- [AIM OF THE TASK]
Gather each line of the entries below that includes "Saça".

(A run of records)

###

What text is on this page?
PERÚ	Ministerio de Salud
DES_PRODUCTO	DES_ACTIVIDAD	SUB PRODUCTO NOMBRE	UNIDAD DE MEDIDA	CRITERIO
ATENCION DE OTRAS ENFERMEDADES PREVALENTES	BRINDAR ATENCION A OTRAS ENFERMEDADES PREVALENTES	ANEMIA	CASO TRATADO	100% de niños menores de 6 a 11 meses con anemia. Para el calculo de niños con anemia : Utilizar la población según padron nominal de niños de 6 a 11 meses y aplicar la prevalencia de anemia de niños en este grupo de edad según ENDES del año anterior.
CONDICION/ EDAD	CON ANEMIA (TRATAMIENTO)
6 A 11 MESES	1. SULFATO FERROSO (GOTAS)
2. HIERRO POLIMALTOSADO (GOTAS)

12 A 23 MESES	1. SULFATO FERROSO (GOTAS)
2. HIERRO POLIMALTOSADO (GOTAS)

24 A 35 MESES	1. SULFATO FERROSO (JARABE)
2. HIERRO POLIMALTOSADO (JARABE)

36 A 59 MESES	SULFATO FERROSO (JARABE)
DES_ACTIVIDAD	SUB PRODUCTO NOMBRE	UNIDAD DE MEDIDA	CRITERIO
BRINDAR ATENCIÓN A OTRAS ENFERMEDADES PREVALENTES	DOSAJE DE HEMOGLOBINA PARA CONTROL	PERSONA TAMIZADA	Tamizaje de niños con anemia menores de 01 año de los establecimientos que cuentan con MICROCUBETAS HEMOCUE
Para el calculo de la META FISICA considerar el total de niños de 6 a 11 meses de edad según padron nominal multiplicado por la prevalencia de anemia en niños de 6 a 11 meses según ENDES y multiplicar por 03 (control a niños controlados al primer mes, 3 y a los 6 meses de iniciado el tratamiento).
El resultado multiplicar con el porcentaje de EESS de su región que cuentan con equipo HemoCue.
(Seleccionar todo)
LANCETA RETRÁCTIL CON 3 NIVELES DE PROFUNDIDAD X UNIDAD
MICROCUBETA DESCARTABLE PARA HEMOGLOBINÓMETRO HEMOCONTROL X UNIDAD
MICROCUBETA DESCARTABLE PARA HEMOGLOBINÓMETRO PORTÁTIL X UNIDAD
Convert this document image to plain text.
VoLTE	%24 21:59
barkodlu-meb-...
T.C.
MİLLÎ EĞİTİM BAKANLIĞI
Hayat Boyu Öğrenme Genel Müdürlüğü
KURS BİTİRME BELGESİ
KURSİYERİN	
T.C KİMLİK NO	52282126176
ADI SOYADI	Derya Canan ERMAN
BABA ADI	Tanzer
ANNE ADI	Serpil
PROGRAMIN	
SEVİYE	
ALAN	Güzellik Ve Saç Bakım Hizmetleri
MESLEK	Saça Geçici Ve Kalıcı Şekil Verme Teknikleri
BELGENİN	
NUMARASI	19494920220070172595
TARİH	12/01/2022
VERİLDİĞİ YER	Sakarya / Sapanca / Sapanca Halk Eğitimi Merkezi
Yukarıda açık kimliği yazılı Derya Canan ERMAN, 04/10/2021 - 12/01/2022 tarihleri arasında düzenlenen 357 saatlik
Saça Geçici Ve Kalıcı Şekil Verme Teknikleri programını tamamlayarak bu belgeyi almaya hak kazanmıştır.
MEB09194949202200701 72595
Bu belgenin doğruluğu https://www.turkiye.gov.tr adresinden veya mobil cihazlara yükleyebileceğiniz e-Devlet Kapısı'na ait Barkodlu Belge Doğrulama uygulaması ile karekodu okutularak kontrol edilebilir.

###

- [RESULT]
MESLEK	Saça Geçici Ve Kalıcı Şekil Verme Teknikleri
Saça Geçici Ve Kalıcı Şekil Verme Teknikleri programını tamamlayarak bu belgeyi almaya hak kazanmıştır.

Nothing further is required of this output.